→ **SHORT TASK**: Look through the entries and report how many lines include the word "국민에게". Give the number alone.

→ **DATA ROWS**:
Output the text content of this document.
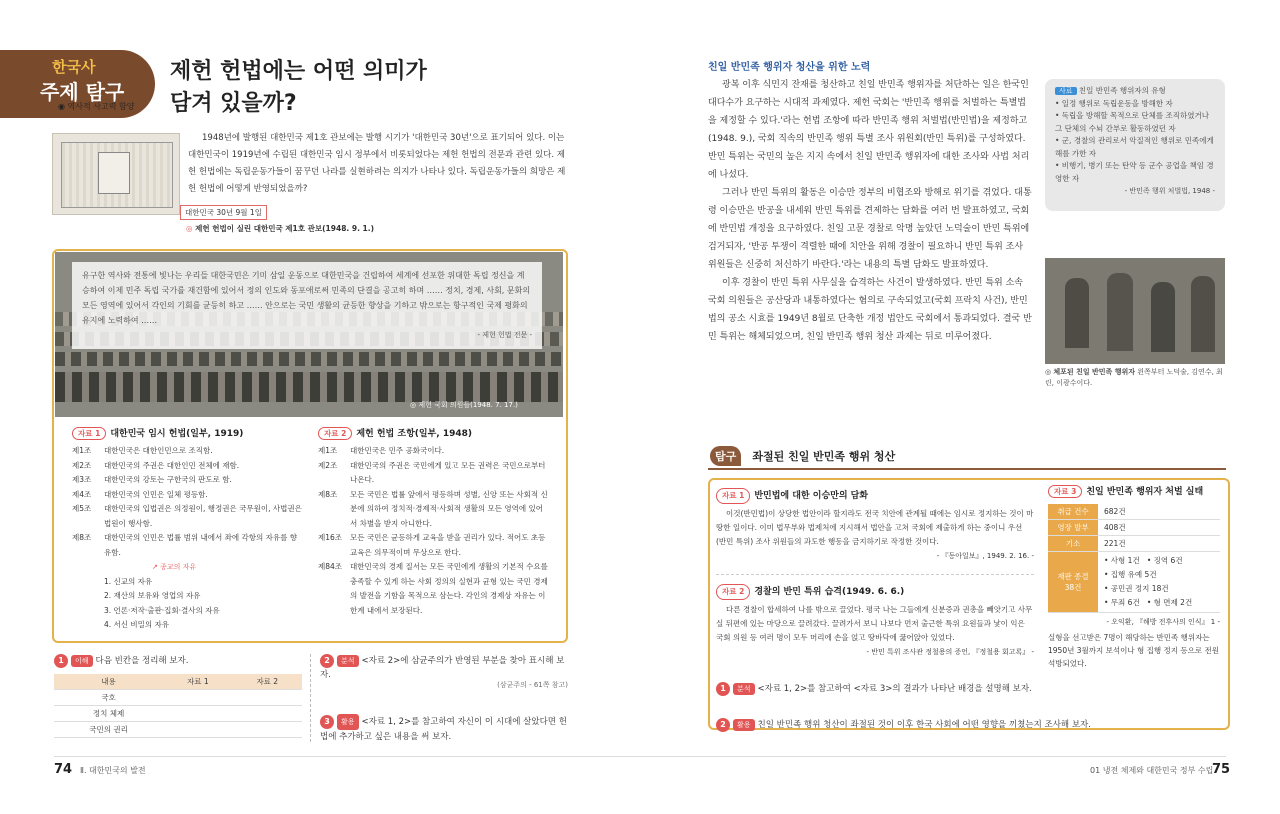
한국사
주제 탐구
제헌 헌법에는 어떤 의미가
담겨 있을까?
◉ 역사적 사고력 함양
1948년에 발행된 대한민국 제1호 관보에는 발행 시기가 '대한민국 30년'으로 표기되어 있다. 이는 대한민국이 1919년에 수립된 대한민국 임시 정부에서 비롯되었다는 제헌 헌법의 전문과 관련 있다. 제헌 헌법에는 독립운동가들이 꿈꾸던 나라를 실현하려는 의지가 나타나 있다. 독립운동가들의 희망은 제헌 헌법에 어떻게 반영되었을까?
대한민국 30년 9월 1일
◎ 제헌 헌법이 실린 대한민국 제1호 관보(1948. 9. 1.)
유구한 역사와 전통에 빛나는 우리들 대한국민은 기미 삼일 운동으로 대한민국을 건립하여 세계에 선포한 위대한 독립 정신을 계승하여 이제 민주 독립 국가를 재건함에 있어서 정의 인도와 동포애로써 민족의 단결을 공고히 하며 …… 정치, 경제, 사회, 문화의 모든 영역에 있어서 각인의 기회를 균등히 하고 …… 안으로는 국민 생활의 균등한 향상을 기하고 밖으로는 항구적인 국제 평화의 유지에 노력하여 ……
- 제헌 헌법 전문 -
◎ 제헌 국회 의원들(1948. 7. 17.)
자료 1 대한민국 임시 헌법(일부, 1919)
제1조 대한민국은 대한인민으로 조직함.
제2조 대한민국의 주권은 대한인민 전체에 재함.
제3조 대한민국의 강토는 구한국의 판도로 함.
제4조 대한민국의 인민은 일체 평등함.
제5조	대한민국의 입법권은 의정원이, 행정권은 국무원이, 사법권은 법원이 행사함.
제8조	대한민국의 인민은 법률 범위 내에서 좌에 각항의 자유를 향유함.
↗ 종교의 자유
1. 신교의 자유
2. 재산의 보유와 영업의 자유
3. 언론·저작·출판·집회·결사의 자유
4. 서신 비밀의 자유
자료 2 제헌 헌법 조항(일부, 1948)
제1조	대한민국은 민주 공화국이다.
제2조	대한민국의 주권은 국민에게 있고 모든 권력은 국민으로부터 나온다.
제8조	모든 국민은 법률 앞에서 평등하며 성별, 신앙 또는 사회적 신분에 의하여 정치적·경제적·사회적 생활의 모든 영역에 있어서 차별을 받지 아니한다.
제16조	모든 국민은 균등하게 교육을 받을 권리가 있다. 적어도 초등 교육은 의무적이며 무상으로 한다.
제84조	대한민국의 경제 질서는 모든 국민에게 생활의 기본적 수요를 충족할 수 있게 하는 사회 정의의 실현과 균형 있는 국민 경제의 발전을 기함을 목적으로 삼는다. 각인의 경제상 자유는 이 한계 내에서 보장된다.
1 이해 다음 빈칸을 정리해 보자.
내용	자료 1	자료 2
국호		
정치 체제		
국민의 권리		
2 분석 <자료 2>에 삼균주의가 반영된 부분을 찾아 표시해 보자.
(삼균주의 - 61쪽 참고)
3 활용 <자료 1, 2>를 참고하여 자신이 이 시대에 살았다면 헌법에 추가하고 싶은 내용을 써 보자.
74 Ⅱ. 대한민국의 발전
친일 반민족 행위자 청산을 위한 노력

광복 이후 식민지 잔재를 청산하고 친일 반민족 행위자를 처단하는 일은 한국인 대다수가 요구하는 시대적 과제였다. 제헌 국회는 '반민족 행위를 처벌하는 특별법을 제정할 수 있다.'라는 헌법 조항에 따라 반민족 행위 처벌법(반민법)을 제정하고(1948. 9.), 국회 직속의 반민족 행위 특별 조사 위원회(반민 특위)를 구성하였다. 반민 특위는 국민의 높은 지지 속에서 친일 반민족 행위자에 대한 조사와 사법 처리에 나섰다.

그러나 반민 특위의 활동은 이승만 정부의 비협조와 방해로 위기를 겪었다. 대통령 이승만은 반공을 내세워 반민 특위를 견제하는 담화를 여러 번 발표하였고, 국회에 반민법 개정을 요구하였다. 친일 고문 경찰로 악명 높았던 노덕술이 반민 특위에 검거되자, '반공 투쟁이 격렬한 때에 치안을 위해 경찰이 필요하니 반민 특위 조사 위원들은 신중히 처신하기 바란다.'라는 내용의 특별 담화도 발표하였다.

이후 경찰이 반민 특위 사무실을 습격하는 사건이 발생하였다. 반민 특위 소속 국회 의원들은 공산당과 내통하였다는 혐의로 구속되었고(국회 프락치 사건), 반민법의 공소 시효를 1949년 8월로 단축한 개정 법안도 국회에서 통과되었다. 결국 반민 특위는 해체되었으며, 친일 반민족 행위 청산 과제는 뒤로 미루어졌다.

사료 친일 반민족 행위자의 유형
• 일정 행위로 독립운동을 방해한 자
• 독립을 방해할 목적으로 단체를 조직하였거나 그 단체의 수뇌 간부로 활동하였던 자
• 군, 경찰의 관리로서 악질적인 행위로 민족에게 해를 가한 자
• 비행기, 병기 또는 탄약 등 군수 공업을 책임 경영한 자
- 반민족 행위 처벌법, 1948 -
◎ 체포된 친일 반민족 행위자 왼쪽부터 노덕술, 김연수, 최린, 이광수이다.
탐구 좌절된 친일 반민족 행위 청산
자료 1 반민법에 대한 이승만의 담화
이것(반민법)이 상당한 법안이라 할지라도 전국 치안에 관계될 때에는 임시로 정지하는 것이 마땅한 일이다. 이미 법무부와 법제처에 지시해서 법안을 고쳐 국회에 제출하게 하는 중이니 우선 (반민 특위) 조사 위원들의 과도한 행동을 금지하기로 작정한 것이다.
- 『동아일보』, 1949. 2. 16. -
자료 2 경찰의 반민 특위 습격(1949. 6. 6.)
다른 경찰이 합세하여 나를 밖으로 끌었다. 평국 나는 그들에게 신분증과 권총을 빼앗기고 사무실 뒤편에 있는 마당으로 끌려갔다. 끌려가서 보니 나보다 먼저 출근한 특위 요원들과 낯이 익은 국회 의원 등 여러 명이 모두 머리에 손을 얹고 땅바닥에 꿇어앉아 있었다.
- 반민 특위 조사관 정철용의 증언, 『정철용 회고록』 -
자료 3 친일 반민족 행위자 처벌 실태
취급 건수	682건
영장 발부	408건
기소	221건
재판 종결 38건	• 사형 1건 • 징역 6건
• 집행 유예 5건
• 공민권 정지 18건
• 무죄 6건 • 형 면제 2건
- 오익환, 『해방 전후사의 인식』 1 -
실형을 선고받은 7명이 해당하는 반민족 행위자는 1950년 3월까지 보석이나 형 집행 정지 등으로 전원 석방되었다.
1 분석 <자료 1, 2>를 참고하여 <자료 3>의 결과가 나타난 배경을 설명해 보자.
2 활용 친일 반민족 행위 청산이 좌절된 것이 이후 한국 사회에 어떤 영향을 끼쳤는지 조사해 보자.
01 냉전 체제와 대한민국 정부 수립
75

→ **RIGHT ANSWER**: 2